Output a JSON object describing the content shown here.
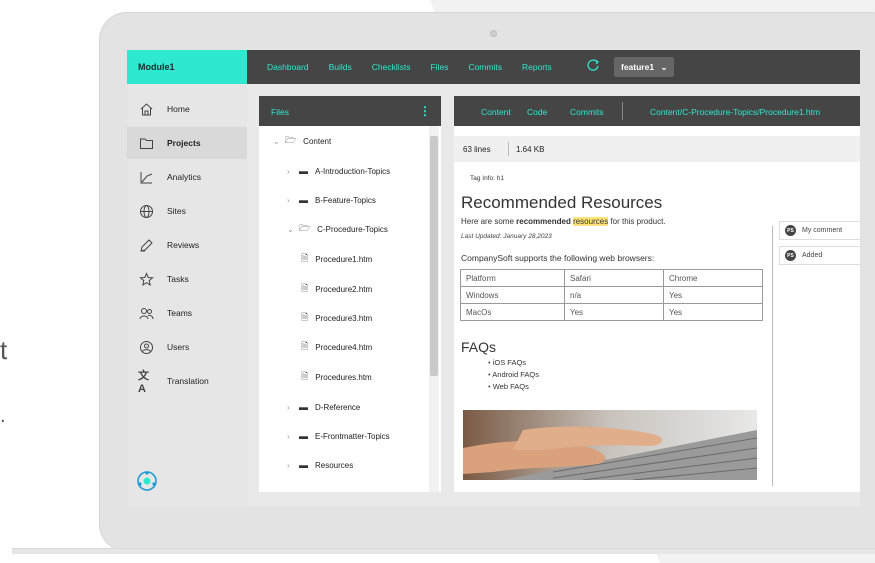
{
  "edge_text": [
    "t",
    "."
  ],
  "topbar": {
    "module": "Module1",
    "nav": [
      "Dashboard",
      "Builds",
      "Checklists",
      "Files",
      "Commits",
      "Reports"
    ],
    "branch": "feature1",
    "refresh_icon": "refresh-icon",
    "accent": "#2ee8cf",
    "bar_color": "#454545"
  },
  "sidebar": {
    "items": [
      {
        "label": "Home",
        "icon": "home-icon"
      },
      {
        "label": "Projects",
        "icon": "folder-icon",
        "active": true
      },
      {
        "label": "Analytics",
        "icon": "analytics-icon"
      },
      {
        "label": "Sites",
        "icon": "globe-icon"
      },
      {
        "label": "Reviews",
        "icon": "pen-icon"
      },
      {
        "label": "Tasks",
        "icon": "star-icon"
      },
      {
        "label": "Teams",
        "icon": "users-icon"
      },
      {
        "label": "Users",
        "icon": "user-circle-icon"
      },
      {
        "label": "Translation",
        "icon": "translate-icon"
      }
    ]
  },
  "files": {
    "title": "Files",
    "tree": [
      {
        "label": "Content",
        "type": "folder-open",
        "expanded": true
      },
      {
        "label": "A-Introduction-Topics",
        "type": "folder"
      },
      {
        "label": "B-Feature-Topics",
        "type": "folder"
      },
      {
        "label": "C-Procedure-Topics",
        "type": "folder-open",
        "expanded": true
      },
      {
        "label": "Procedure1.htm",
        "type": "file"
      },
      {
        "label": "Procedure2.htm",
        "type": "file"
      },
      {
        "label": "Procedure3.htm",
        "type": "file"
      },
      {
        "label": "Procedure4.htm",
        "type": "file"
      },
      {
        "label": "Procedures.htm",
        "type": "file"
      },
      {
        "label": "D-Reference",
        "type": "folder"
      },
      {
        "label": "E-Frontmatter-Topics",
        "type": "folder"
      },
      {
        "label": "Resources",
        "type": "folder"
      }
    ]
  },
  "content": {
    "tabs": [
      "Content",
      "Code",
      "Commits"
    ],
    "path": "Content/C-Procedure-Topics/Procedure1.htm",
    "lines": "63 lines",
    "size": "1.64 KB",
    "tag_info": "Tag Info: h1",
    "heading": "Recommended Resources",
    "intro_pre": "Here are some ",
    "intro_bold": "recommended",
    "intro_highlight": "resources",
    "intro_post": " for this product.",
    "last_updated": "Last Updated: January 28,2023",
    "supports": "CompanySoft supports the following web browsers:",
    "table": [
      [
        "Platform",
        "Safari",
        "Chrome"
      ],
      [
        "Windows",
        "n/a",
        "Yes"
      ],
      [
        "MacOs",
        "Yes",
        "Yes"
      ]
    ],
    "faqs_heading": "FAQs",
    "faqs": [
      "iOS FAQs",
      "Android FAQs",
      "Web FAQs"
    ]
  },
  "comments": [
    {
      "initials": "PS",
      "text": "My comment"
    },
    {
      "initials": "PS",
      "text": "Added"
    }
  ]
}
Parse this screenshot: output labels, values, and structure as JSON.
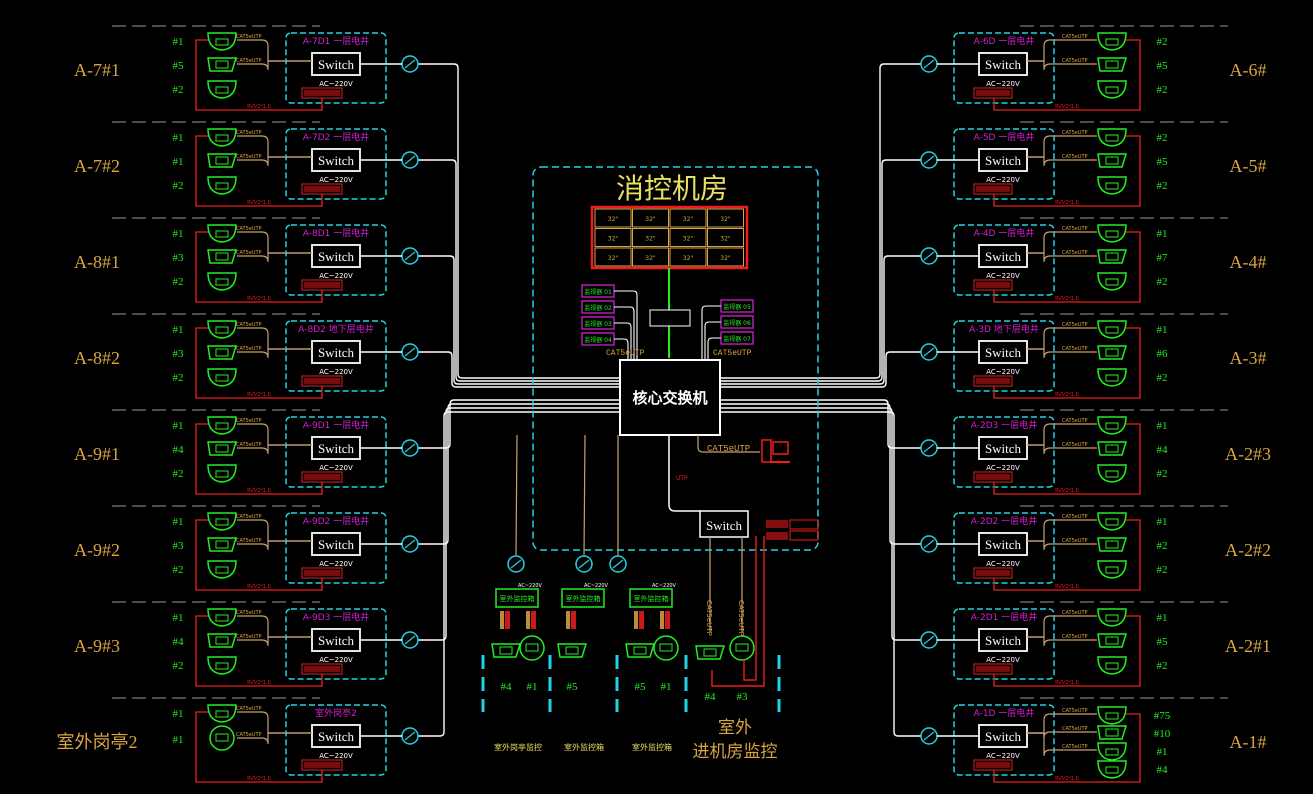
{
  "colors": {
    "background": "#000000",
    "white": "#ffffff",
    "cyan": "#22d3e6",
    "green": "#22ee22",
    "red": "#ee1c1c",
    "orange": "#d9a441",
    "tan": "#c8a070",
    "magenta": "#d020d0",
    "yellow": "#e8e060",
    "gray": "#9a9a9a"
  },
  "control_room": {
    "title": "消控机房",
    "core_switch_label": "核心交换机",
    "cable_left": "CAT5eUTP",
    "cable_right": "CAT5eUTP",
    "cable_pc": "CAT5eUTP",
    "sub_switch_label": "Switch",
    "video_wall_rows": 3,
    "video_wall_cols": 4,
    "left_panels": [
      "监视器 01",
      "监视器 02",
      "监视器 03",
      "监视器 04"
    ],
    "right_panels": [
      "监视器 05",
      "监视器 06",
      "监视器 07"
    ]
  },
  "left_stations": [
    {
      "label": "A-7#1",
      "box_title": "A-7D1 一层电井",
      "switch": "Switch",
      "power": "AC~220V",
      "cams": [
        "#1",
        "#5",
        "#2"
      ]
    },
    {
      "label": "A-7#2",
      "box_title": "A-7D2 一层电井",
      "switch": "Switch",
      "power": "AC~220V",
      "cams": [
        "#1",
        "#1",
        "#2"
      ]
    },
    {
      "label": "A-8#1",
      "box_title": "A-8D1 一层电井",
      "switch": "Switch",
      "power": "AC~220V",
      "cams": [
        "#1",
        "#3",
        "#2"
      ]
    },
    {
      "label": "A-8#2",
      "box_title": "A-8D2 地下层电井",
      "switch": "Switch",
      "power": "AC~220V",
      "cams": [
        "#1",
        "#3",
        "#2"
      ]
    },
    {
      "label": "A-9#1",
      "box_title": "A-9D1 一层电井",
      "switch": "Switch",
      "power": "AC~220V",
      "cams": [
        "#1",
        "#4",
        "#2"
      ]
    },
    {
      "label": "A-9#2",
      "box_title": "A-9D2 一层电井",
      "switch": "Switch",
      "power": "AC~220V",
      "cams": [
        "#1",
        "#3",
        "#2"
      ]
    },
    {
      "label": "A-9#3",
      "box_title": "A-9D3 一层电井",
      "switch": "Switch",
      "power": "AC~220V",
      "cams": [
        "#1",
        "#4",
        "#2"
      ]
    },
    {
      "label": "室外岗亭2",
      "box_title": "室外岗亭2",
      "switch": "Switch",
      "power": "AC~220V",
      "cams": [
        "#1",
        "#1"
      ]
    }
  ],
  "right_stations": [
    {
      "label": "A-6#",
      "box_title": "A-6D 一层电井",
      "switch": "Switch",
      "power": "AC~220V",
      "cams": [
        "#2",
        "#5",
        "#2"
      ]
    },
    {
      "label": "A-5#",
      "box_title": "A-5D 一层电井",
      "switch": "Switch",
      "power": "AC~220V",
      "cams": [
        "#2",
        "#5",
        "#2"
      ]
    },
    {
      "label": "A-4#",
      "box_title": "A-4D 一层电井",
      "switch": "Switch",
      "power": "AC~220V",
      "cams": [
        "#1",
        "#7",
        "#2"
      ]
    },
    {
      "label": "A-3#",
      "box_title": "A-3D 地下层电井",
      "switch": "Switch",
      "power": "AC~220V",
      "cams": [
        "#1",
        "#6",
        "#2"
      ]
    },
    {
      "label": "A-2#3",
      "box_title": "A-2D3 一层电井",
      "switch": "Switch",
      "power": "AC~220V",
      "cams": [
        "#1",
        "#4",
        "#2"
      ]
    },
    {
      "label": "A-2#2",
      "box_title": "A-2D2 一层电井",
      "switch": "Switch",
      "power": "AC~220V",
      "cams": [
        "#1",
        "#2",
        "#2"
      ]
    },
    {
      "label": "A-2#1",
      "box_title": "A-2D1 一层电井",
      "switch": "Switch",
      "power": "AC~220V",
      "cams": [
        "#1",
        "#5",
        "#2"
      ]
    },
    {
      "label": "A-1#",
      "box_title": "A-1D 一层电井",
      "switch": "Switch",
      "power": "AC~220V",
      "cams": [
        "#75",
        "#10",
        "#1",
        "#4"
      ]
    }
  ],
  "bottom_groups": [
    {
      "box": "室外监控箱",
      "power": "AC~220V",
      "cams": [
        "#4",
        "#1"
      ],
      "caption": "室外岗亭监控"
    },
    {
      "box": "室外监控箱",
      "power": "AC~220V",
      "cams": [
        "#5"
      ],
      "caption": "室外监控箱"
    },
    {
      "box": "室外监控箱",
      "power": "AC~220V",
      "cams": [
        "#5",
        "#1"
      ],
      "caption": "室外监控箱"
    },
    {
      "box": "",
      "power": "",
      "cams": [
        "#4",
        "#3"
      ],
      "caption": "室外\n进机房监控"
    }
  ],
  "bottom_caption_outdoor": "室外",
  "bottom_caption_entry": "进机房监控"
}
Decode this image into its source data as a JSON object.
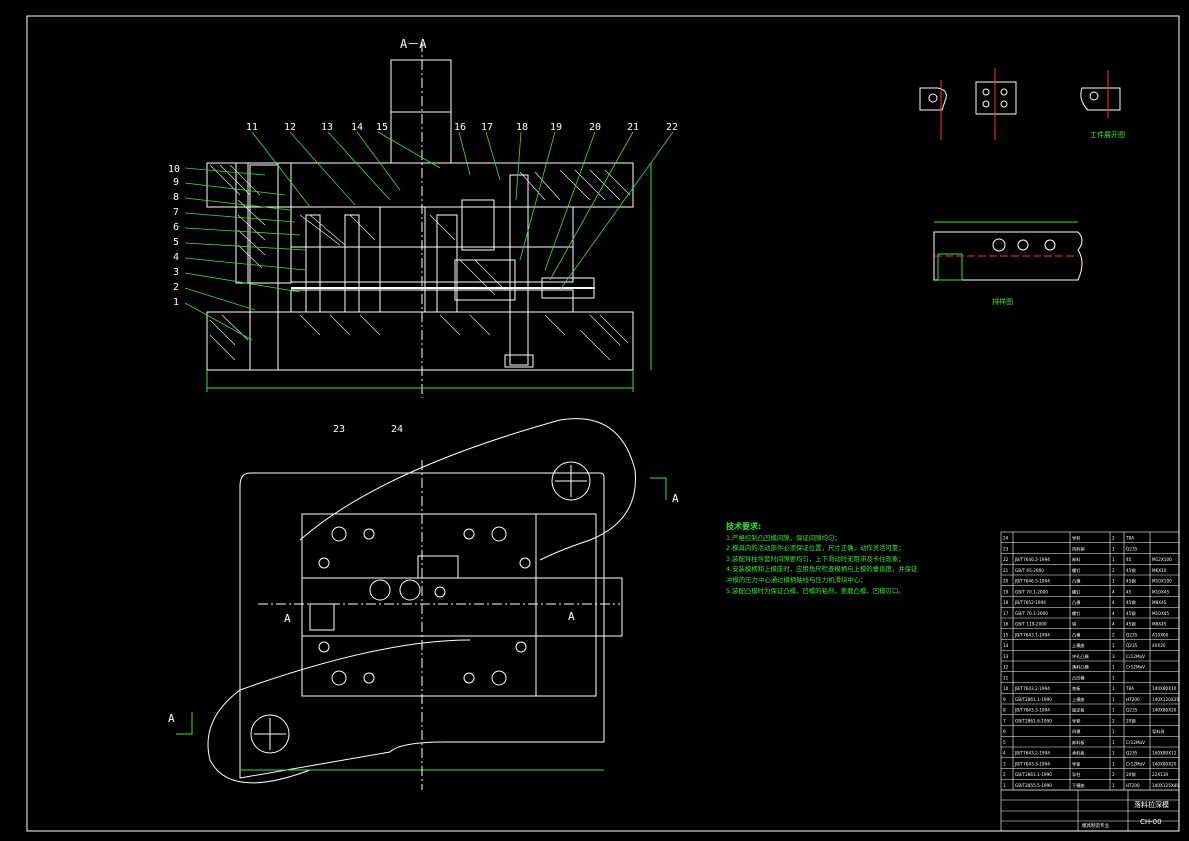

....................

WRITTEN EXERCISE - Return the entries unchanged, save for the pictures, which do not belong in the copy.

EXERCISE SOLUTION -
Output a JSON object describing the content shown here.
{
  "edge_text": [
    "t",
    "."
  ],
  "topbar": {
    "module": "Module1",
    "nav": [
      "Dashboard",
      "Builds",
      "Checklists",
      "Files",
      "Commits",
      "Reports"
    ],
    "branch": "feature1",
    "refresh_icon": "refresh-icon",
    "accent": "#2ee8cf",
    "bar_color": "#454545"
  },
  "sidebar": {
    "items": [
      {
        "label": "Home",
        "icon": "home-icon"
      },
      {
        "label": "Projects",
        "icon": "folder-icon",
        "active": true
      },
      {
        "label": "Analytics",
        "icon": "analytics-icon"
      },
      {
        "label": "Sites",
        "icon": "globe-icon"
      },
      {
        "label": "Reviews",
        "icon": "pen-icon"
      },
      {
        "label": "Tasks",
        "icon": "star-icon"
      },
      {
        "label": "Teams",
        "icon": "users-icon"
      },
      {
        "label": "Users",
        "icon": "user-circle-icon"
      },
      {
        "label": "Translation",
        "icon": "translate-icon"
      }
    ]
  },
  "files": {
    "title": "Files",
    "tree": [
      {
        "label": "Content",
        "type": "folder-open",
        "expanded": true
      },
      {
        "label": "A-Introduction-Topics",
        "type": "folder"
      },
      {
        "label": "B-Feature-Topics",
        "type": "folder"
      },
      {
        "label": "C-Procedure-Topics",
        "type": "folder-open",
        "expanded": true
      },
      {
        "label": "Procedure1.htm",
        "type": "file"
      },
      {
        "label": "Procedure2.htm",
        "type": "file"
      },
      {
        "label": "Procedure3.htm",
        "type": "file"
      },
      {
        "label": "Procedure4.htm",
        "type": "file"
      },
      {
        "label": "Procedures.htm",
        "type": "file"
      },
      {
        "label": "D-Reference",
        "type": "folder"
      },
      {
        "label": "E-Frontmatter-Topics",
        "type": "folder"
      },
      {
        "label": "Resources",
        "type": "folder"
      }
    ]
  },
  "content": {
    "tabs": [
      "Content",
      "Code",
      "Commits"
    ],
    "path": "Content/C-Procedure-Topics/Procedure1.htm",
    "lines": "63 lines",
    "size": "1.64 KB",
    "tag_info": "Tag Info: h1",
    "heading": "Recommended Resources",
    "intro_pre": "Here are some ",
    "intro_bold": "recommended",
    "intro_highlight": "resources",
    "intro_post": " for this product.",
    "last_updated": "Last Updated: January 28,2023",
    "supports": "CompanySoft supports the following web browsers:",
    "table": [
      [
        "Platform",
        "Safari",
        "Chrome"
      ],
      [
        "Windows",
        "n/a",
        "Yes"
      ],
      [
        "MacOs",
        "Yes",
        "Yes"
      ]
    ],
    "faqs_heading": "FAQs",
    "faqs": [
      "iOS FAQs",
      "Android FAQs",
      "Web FAQs"
    ]
  },
  "comments": [
    {
      "initials": "PS",
      "text": "My comment"
    },
    {
      "initials": "PS",
      "text": "Added"
    }
  ]
}
Parse this screenshot: output labels, values, and structure as JSON.
{
  "colors": {
    "background": "#000000",
    "white": "#ffffff",
    "cyan": "#22d3e6",
    "green": "#22ee22",
    "red": "#ee1c1c",
    "orange": "#d9a441",
    "tan": "#c8a070",
    "magenta": "#d020d0",
    "yellow": "#e8e060",
    "gray": "#9a9a9a"
  },
  "control_room": {
    "title": "消控机房",
    "core_switch_label": "核心交换机",
    "cable_left": "CAT5eUTP",
    "cable_right": "CAT5eUTP",
    "cable_pc": "CAT5eUTP",
    "sub_switch_label": "Switch",
    "video_wall_rows": 3,
    "video_wall_cols": 4,
    "left_panels": [
      "监视器 01",
      "监视器 02",
      "监视器 03",
      "监视器 04"
    ],
    "right_panels": [
      "监视器 05",
      "监视器 06",
      "监视器 07"
    ]
  },
  "left_stations": [
    {
      "label": "A-7#1",
      "box_title": "A-7D1 一层电井",
      "switch": "Switch",
      "power": "AC~220V",
      "cams": [
        "#1",
        "#5",
        "#2"
      ]
    },
    {
      "label": "A-7#2",
      "box_title": "A-7D2 一层电井",
      "switch": "Switch",
      "power": "AC~220V",
      "cams": [
        "#1",
        "#1",
        "#2"
      ]
    },
    {
      "label": "A-8#1",
      "box_title": "A-8D1 一层电井",
      "switch": "Switch",
      "power": "AC~220V",
      "cams": [
        "#1",
        "#3",
        "#2"
      ]
    },
    {
      "label": "A-8#2",
      "box_title": "A-8D2 地下层电井",
      "switch": "Switch",
      "power": "AC~220V",
      "cams": [
        "#1",
        "#3",
        "#2"
      ]
    },
    {
      "label": "A-9#1",
      "box_title": "A-9D1 一层电井",
      "switch": "Switch",
      "power": "AC~220V",
      "cams": [
        "#1",
        "#4",
        "#2"
      ]
    },
    {
      "label": "A-9#2",
      "box_title": "A-9D2 一层电井",
      "switch": "Switch",
      "power": "AC~220V",
      "cams": [
        "#1",
        "#3",
        "#2"
      ]
    },
    {
      "label": "A-9#3",
      "box_title": "A-9D3 一层电井",
      "switch": "Switch",
      "power": "AC~220V",
      "cams": [
        "#1",
        "#4",
        "#2"
      ]
    },
    {
      "label": "室外岗亭2",
      "box_title": "室外岗亭2",
      "switch": "Switch",
      "power": "AC~220V",
      "cams": [
        "#1",
        "#1"
      ]
    }
  ],
  "right_stations": [
    {
      "label": "A-6#",
      "box_title": "A-6D 一层电井",
      "switch": "Switch",
      "power": "AC~220V",
      "cams": [
        "#2",
        "#5",
        "#2"
      ]
    },
    {
      "label": "A-5#",
      "box_title": "A-5D 一层电井",
      "switch": "Switch",
      "power": "AC~220V",
      "cams": [
        "#2",
        "#5",
        "#2"
      ]
    },
    {
      "label": "A-4#",
      "box_title": "A-4D 一层电井",
      "switch": "Switch",
      "power": "AC~220V",
      "cams": [
        "#1",
        "#7",
        "#2"
      ]
    },
    {
      "label": "A-3#",
      "box_title": "A-3D 地下层电井",
      "switch": "Switch",
      "power": "AC~220V",
      "cams": [
        "#1",
        "#6",
        "#2"
      ]
    },
    {
      "label": "A-2#3",
      "box_title": "A-2D3 一层电井",
      "switch": "Switch",
      "power": "AC~220V",
      "cams": [
        "#1",
        "#4",
        "#2"
      ]
    },
    {
      "label": "A-2#2",
      "box_title": "A-2D2 一层电井",
      "switch": "Switch",
      "power": "AC~220V",
      "cams": [
        "#1",
        "#2",
        "#2"
      ]
    },
    {
      "label": "A-2#1",
      "box_title": "A-2D1 一层电井",
      "switch": "Switch",
      "power": "AC~220V",
      "cams": [
        "#1",
        "#5",
        "#2"
      ]
    },
    {
      "label": "A-1#",
      "box_title": "A-1D 一层电井",
      "switch": "Switch",
      "power": "AC~220V",
      "cams": [
        "#75",
        "#10",
        "#1",
        "#4"
      ]
    }
  ],
  "bottom_groups": [
    {
      "box": "室外监控箱",
      "power": "AC~220V",
      "cams": [
        "#4",
        "#1"
      ],
      "caption": "室外岗亭监控"
    },
    {
      "box": "室外监控箱",
      "power": "AC~220V",
      "cams": [
        "#5"
      ],
      "caption": "室外监控箱"
    },
    {
      "box": "室外监控箱",
      "power": "AC~220V",
      "cams": [
        "#5",
        "#1"
      ],
      "caption": "室外监控箱"
    },
    {
      "box": "",
      "power": "",
      "cams": [
        "#4",
        "#3"
      ],
      "caption": "室外\n进机房监控"
    }
  ],
  "bottom_caption_outdoor": "室外",
  "bottom_caption_entry": "进机房监控"
}
Decode this image into its source data as a JSON object.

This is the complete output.